(Extracted records)
◆ ◆ ◆ ◆
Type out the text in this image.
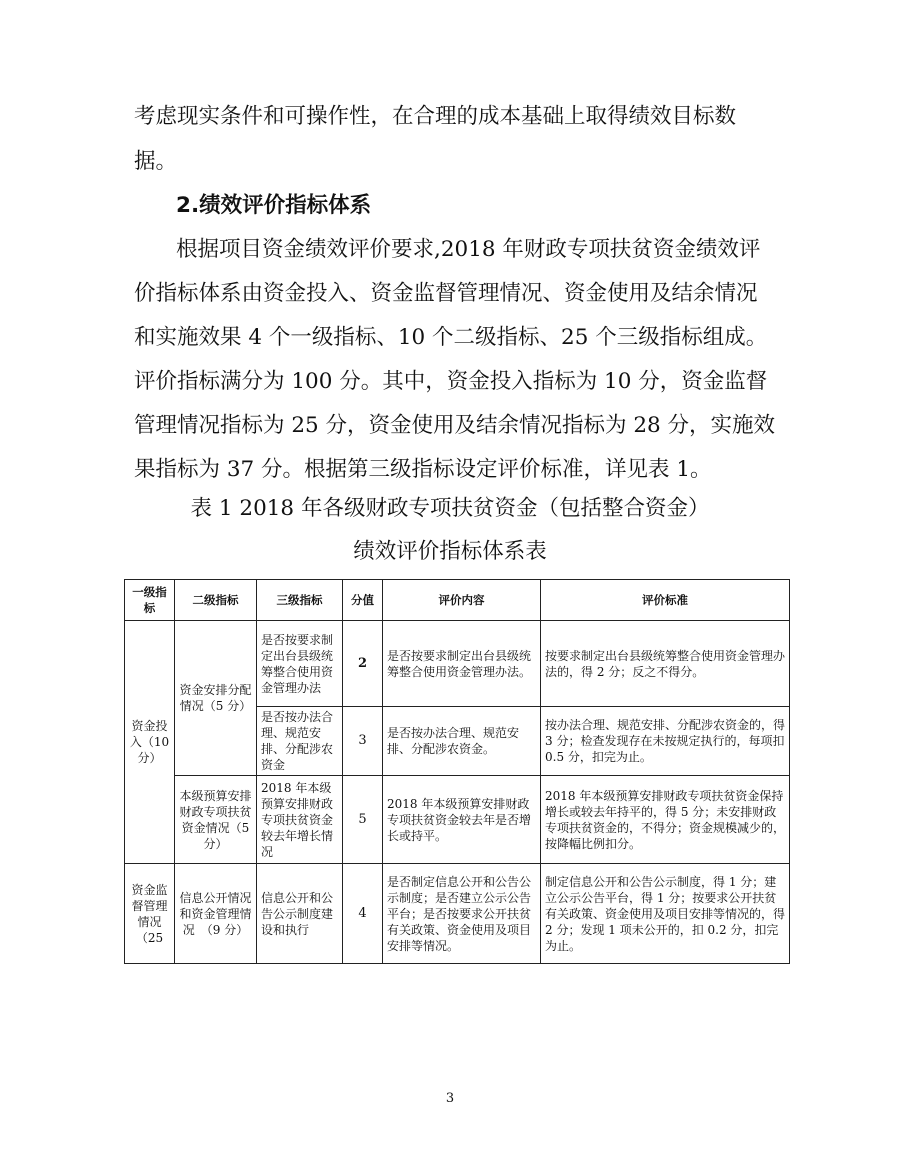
考虑现实条件和可操作性，在合理的成本基础上取得绩效目标数
据。
2.绩效评价指标体系
根据项目资金绩效评价要求,2018 年财政专项扶贫资金绩效评
价指标体系由资金投入、资金监督管理情况、资金使用及结余情况
和实施效果 4 个一级指标、10 个二级指标、25 个三级指标组成。
评价指标满分为 100 分。其中，资金投入指标为 10 分，资金监督
管理情况指标为 25 分，资金使用及结余情况指标为 28 分，实施效
果指标为 37 分。根据第三级指标设定评价标准，详见表 1。
表 1 2018 年各级财政专项扶贫资金（包括整合资金）
绩效评价指标体系表
一级指标	二级指标	三级指标	分值	评价内容	评价标准
资金投入（10 分）	资金安排分配情况（5 分）	是否按要求制定出台县级统筹整合使用资金管理办法	2	是否按要求制定出台县级统筹整合使用资金管理办法。	按要求制定出台县级统筹整合使用资金管理办法的，得 2 分；反之不得分。
		是否按办法合理、规范安排、分配涉农资金	3	是否按办法合理、规范安排、分配涉农资金。	按办法合理、规范安排、分配涉农资金的，得 3 分；检查发现存在未按规定执行的，每项扣 0.5 分，扣完为止。
	本级预算安排财政专项扶贫资金情况（5 分）	2018 年本级预算安排财政专项扶贫资金较去年增长情况	5	2018 年本级预算安排财政专项扶贫资金较去年是否增长或持平。	2018 年本级预算安排财政专项扶贫资金保持增长或较去年持平的，得 5 分；未安排财政专项扶贫资金的，不得分；资金规模减少的，按降幅比例扣分。
资金监督管理情况（25	信息公开情况和资金管理情况　（9 分）	信息公开和公告公示制度建设和执行	4	是否制定信息公开和公告公示制度；是否建立公示公告平台；是否按要求公开扶贫有关政策、资金使用及项目安排等情况。	制定信息公开和公告公示制度，得 1 分；建立公示公告平台，得 1 分；按要求公开扶贫有关政策、资金使用及项目安排等情况的，得 2 分；发现 1 项未公开的，扣 0.2 分，扣完为止。
3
◆ ◆ ◆ ◆
■ **What you should do**: Which lines in the data above contain "扣完为止"? Show each one.

■ **Answer in full**:
		是否按办法合理、规范安排、分配涉农资金	3	是否按办法合理、规范安排、分配涉农资金。	按办法合理、规范安排、分配涉农资金的，得 3 分；检查发现存在未按规定执行的，每项扣 0.5 分，扣完为止。
资金监督管理情况（25	信息公开情况和资金管理情况　（9 分）	信息公开和公告公示制度建设和执行	4	是否制定信息公开和公告公示制度；是否建立公示公告平台；是否按要求公开扶贫有关政策、资金使用及项目安排等情况。	制定信息公开和公告公示制度，得 1 分；建立公示公告平台，得 1 分；按要求公开扶贫有关政策、资金使用及项目安排等情况的，得 2 分；发现 1 项未公开的，扣 0.2 分，扣完为止。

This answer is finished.